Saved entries
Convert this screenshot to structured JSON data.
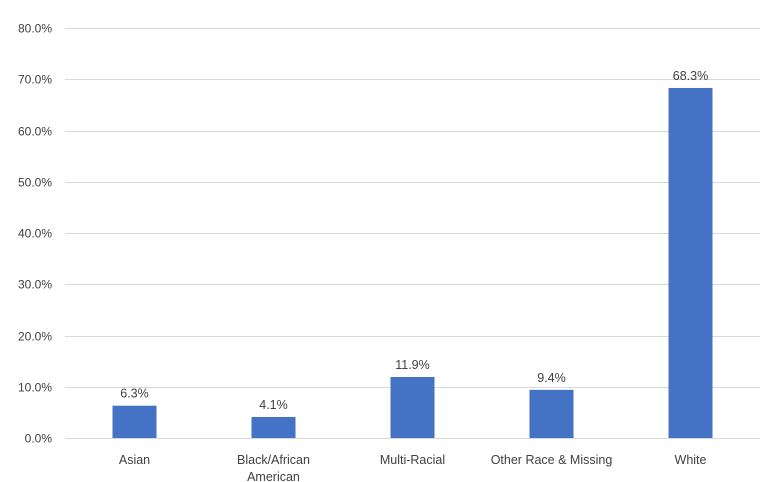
{
  "chart_data": {
    "type": "bar",
    "title": "",
    "xlabel": "",
    "ylabel": "",
    "categories": [
      [
        "Asian"
      ],
      [
        "Black/African",
        "American"
      ],
      [
        "Multi-Racial"
      ],
      [
        "Other Race & Missing"
      ],
      [
        "White"
      ]
    ],
    "values": [
      6.3,
      4.1,
      11.9,
      9.4,
      68.3
    ],
    "data_labels": [
      "6.3%",
      "4.1%",
      "11.9%",
      "9.4%",
      "68.3%"
    ],
    "ylim": [
      0,
      80
    ],
    "yticks": [
      0,
      10,
      20,
      30,
      40,
      50,
      60,
      70,
      80
    ],
    "ytick_labels": [
      "0.0%",
      "10.0%",
      "20.0%",
      "30.0%",
      "40.0%",
      "50.0%",
      "60.0%",
      "70.0%",
      "80.0%"
    ],
    "grid": true,
    "legend": "none",
    "colors": {
      "bar": "#4472C4",
      "grid": "#D9D9D9",
      "text": "#404040"
    }
  }
}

▶ _Short problem_
Each line of the material must be retyped exactly, except that images are omitted.

▶ _Right answer_
Convert this screenshot to structured JSON data.
{
  "chart_data": {
    "type": "bar",
    "title": "",
    "xlabel": "",
    "ylabel": "",
    "categories": [
      [
        "Asian"
      ],
      [
        "Black/African",
        "American"
      ],
      [
        "Multi-Racial"
      ],
      [
        "Other Race & Missing"
      ],
      [
        "White"
      ]
    ],
    "values": [
      6.3,
      4.1,
      11.9,
      9.4,
      68.3
    ],
    "data_labels": [
      "6.3%",
      "4.1%",
      "11.9%",
      "9.4%",
      "68.3%"
    ],
    "ylim": [
      0,
      80
    ],
    "yticks": [
      0,
      10,
      20,
      30,
      40,
      50,
      60,
      70,
      80
    ],
    "ytick_labels": [
      "0.0%",
      "10.0%",
      "20.0%",
      "30.0%",
      "40.0%",
      "50.0%",
      "60.0%",
      "70.0%",
      "80.0%"
    ],
    "grid": true,
    "legend": "none",
    "colors": {
      "bar": "#4472C4",
      "grid": "#D9D9D9",
      "text": "#404040"
    }
  }
}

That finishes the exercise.